**What is being asked:** Provide the count of lines that hold "Dióxido" and no other output.

[Data entries]
☆ ☆ ☆

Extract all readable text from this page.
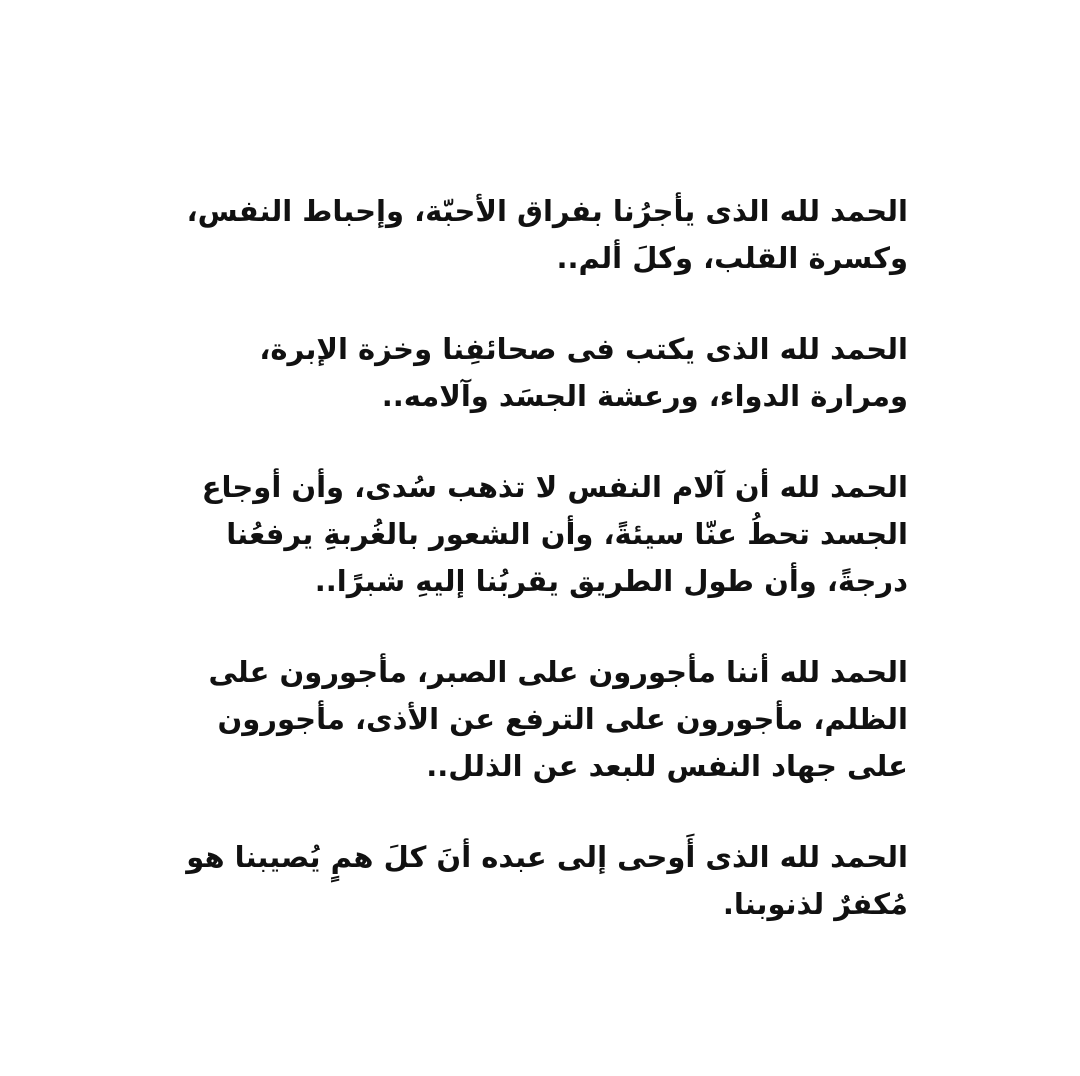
الحمد لله الذى يأجرُنا بفراق الأحبّة، وإحباط النفس، وكسرة القلب، وكلَ ألم..

الحمد لله الذى يكتب فى صحائفِنا وخزة الإبرة، ومرارة الدواء، ورعشة الجسَد وآلامه..

الحمد لله أن آلام النفس لا تذهب سُدى، وأن أوجاع الجسد تحطُ عنّا سيئةً، وأن الشعور بالغُربةِ يرفعُنا درجةً، وأن طول الطريق يقربُنا إليهِ شبرًا..

الحمد لله أننا مأجورون على الصبر، مأجورون على الظلم، مأجورون على الترفع عن الأذى، مأجورون على جهاد النفس للبعد عن الذلل..

الحمد لله الذى أَوحى إلى عبده أنَ كلَ همٍ يُصيبنا هو مُكفرٌ لذنوبنا.
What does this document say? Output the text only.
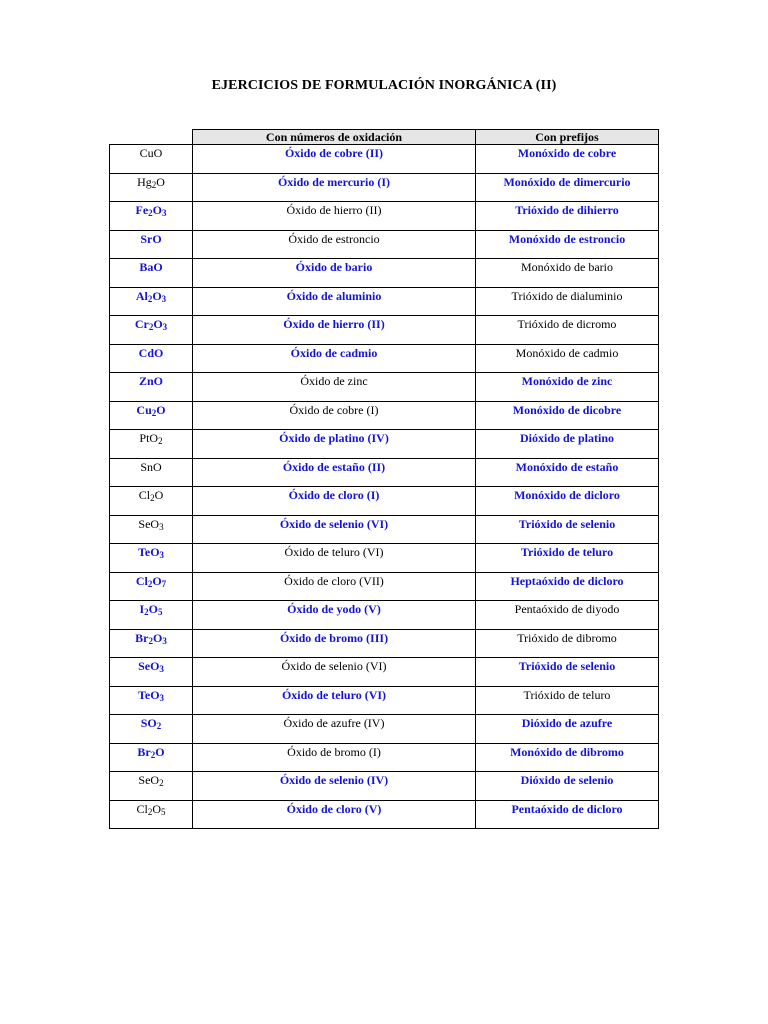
EJERCICIOS DE FORMULACIÓN INORGÁNICA (II)
	Con números de oxidación	Con prefijos
CuO	Óxido de cobre (II)	Monóxido de cobre
$Hg_2O$	Óxido de mercurio (I)	Monóxido de dimercurio
$Fe_2O_3$	Óxido de hierro (II)	Trióxido de dihierro
SrO	Óxido de estroncio	Monóxido de estroncio
BaO	Óxido de bario	Monóxido de bario
$Al_2O_3$	Óxido de aluminio	Trióxido de dialuminio
$Cr_2O_3$	Óxido de hierro (II)	Trióxido de dicromo
CdO	Óxido de cadmio	Monóxido de cadmio
ZnO	Óxido de zinc	Monóxido de zinc
$Cu_2O$	Óxido de cobre (I)	Monóxido de dicobre
PtO$_2$	Óxido de platino (IV)	Dióxido de platino
SnO	Óxido de estaño (II)	Monóxido de estaño
$Cl_2O$	Óxido de cloro (I)	Monóxido de dicloro
SeO$_3$	Óxido de selenio (VI)	Trióxido de selenio
TeO$_3$	Óxido de teluro (VI)	Trióxido de teluro
$Cl_2O_7$	Óxido de cloro (VII)	Heptaóxido de dicloro
$I_2O_5$	Óxido de yodo (V)	Pentaóxido de diyodo
$Br_2O_3$	Óxido de bromo (III)	Trióxido de dibromo
SeO$_3$	Óxido de selenio (VI)	Trióxido de selenio
TeO$_3$	Óxido de teluro (VI)	Trióxido de teluro
$SO_2$	Óxido de azufre (IV)	Dióxido de azufre
$Br_2O$	Óxido de bromo (I)	Monóxido de dibromo
SeO$_2$	Óxido de selenio (IV)	Dióxido de selenio
$Cl_2O_5$	Óxido de cloro (V)	Pentaóxido de dicloro
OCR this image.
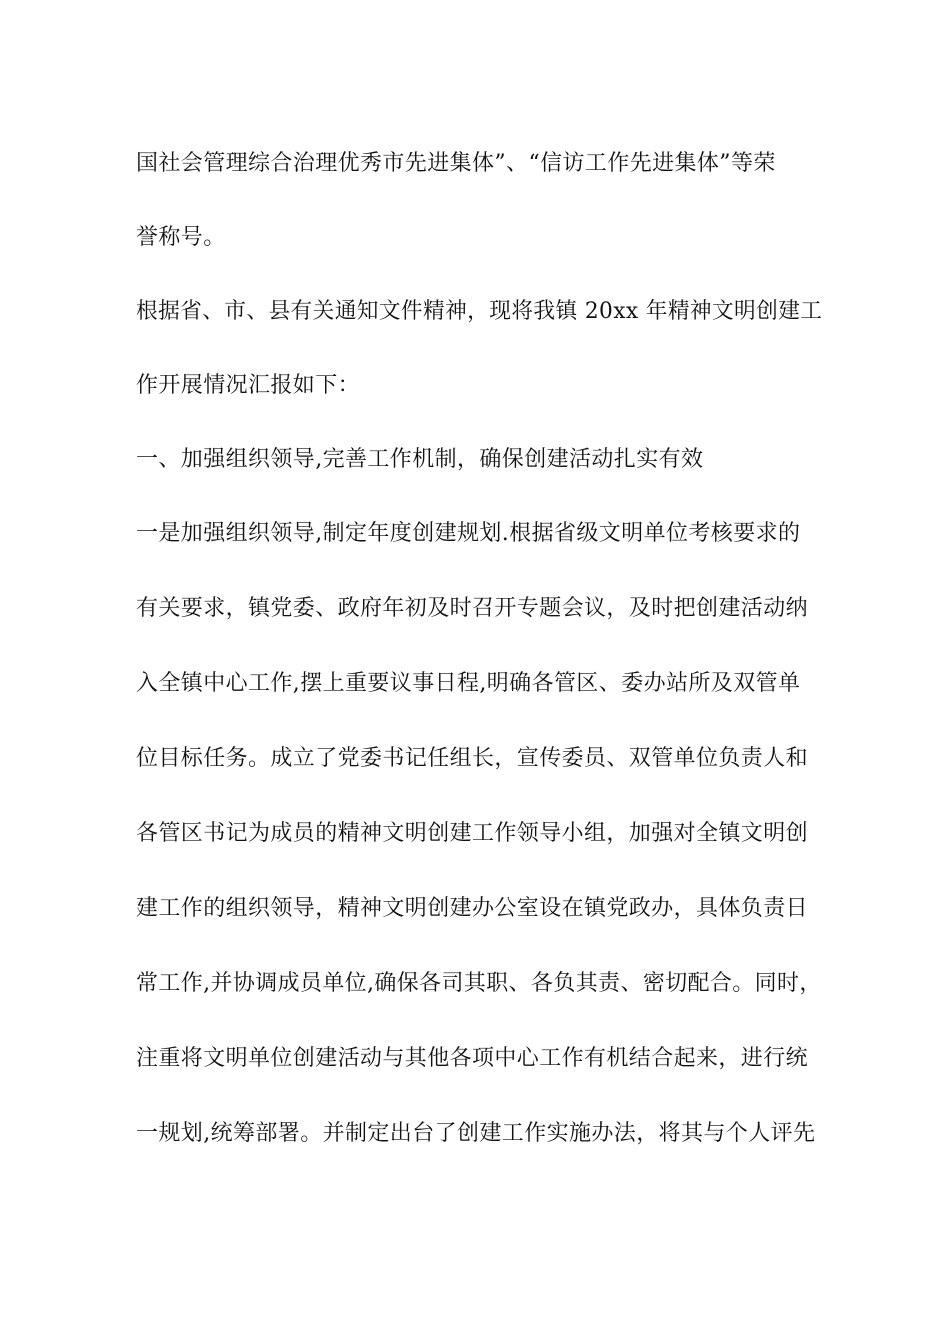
国社会管理综合治理优秀市先进集体”、“信访工作先进集体”等荣
誉称号。
根据省、市、县有关通知文件精神，现将我镇 20xx 年精神文明创建工
作开展情况汇报如下：
一、加强组织领导,完善工作机制，确保创建活动扎实有效
一是加强组织领导,制定年度创建规划.根据省级文明单位考核要求的
有关要求，镇党委、政府年初及时召开专题会议，及时把创建活动纳
入全镇中心工作,摆上重要议事日程,明确各管区、委办站所及双管单
位目标任务。成立了党委书记任组长，宣传委员、双管单位负责人和
各管区书记为成员的精神文明创建工作领导小组，加强对全镇文明创
建工作的组织领导，精神文明创建办公室设在镇党政办，具体负责日
常工作,并协调成员单位,确保各司其职、各负其责、密切配合。同时，
注重将文明单位创建活动与其他各项中心工作有机结合起来，进行统
一规划,统筹部署。并制定出台了创建工作实施办法，将其与个人评先
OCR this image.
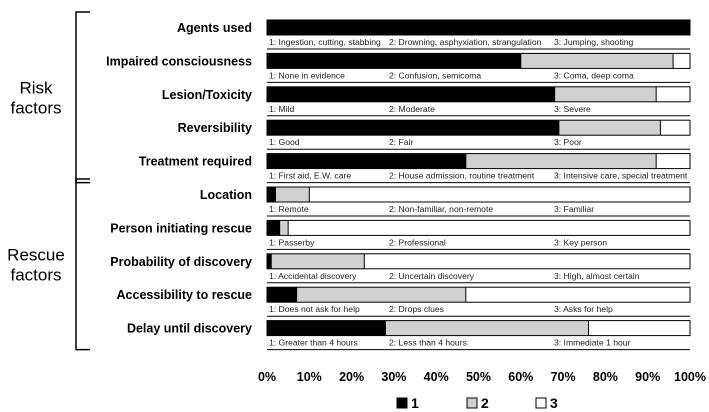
Agents used
1: Ingestion, cutting, stabbing 2: Drowning, asphyxiation, strangulation 3: Jumping, shooting
Impaired consciousness
1: None in evidence	2: Confusion, semicoma	3: Coma, deep coma
Lesion/Toxicity
1: Mild	2: Moderate	3: Severe
Reversibility
1: Good	2: Fair	3: Poor
Treatment required
1: First aid, E.W. care	2: House admission, routine treatment 3: Intensive care, special treatment
Location
1: Remote	2: Non-familiar, non-remote	3: Familiar
Person initiating rescue
1: Passerby	2: Professional	3: Key person
Probability of discovery
1: Accidental discovery	2: Uncertain discovery	3: High, almost certain
Accessibility to rescue
1: Does not ask for help	2: Drops clues	3: Asks for help
Delay until discovery
1: Greater than 4 hours	2: Less than 4 hours	3: Immediate 1 hour
Risk
factors
Rescue
factors
0% 10% 20% 30% 40% 50% 60% 70% 80% 90% 100%
1	2	3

☆ ☆ ☆

**Exercise solution:** 3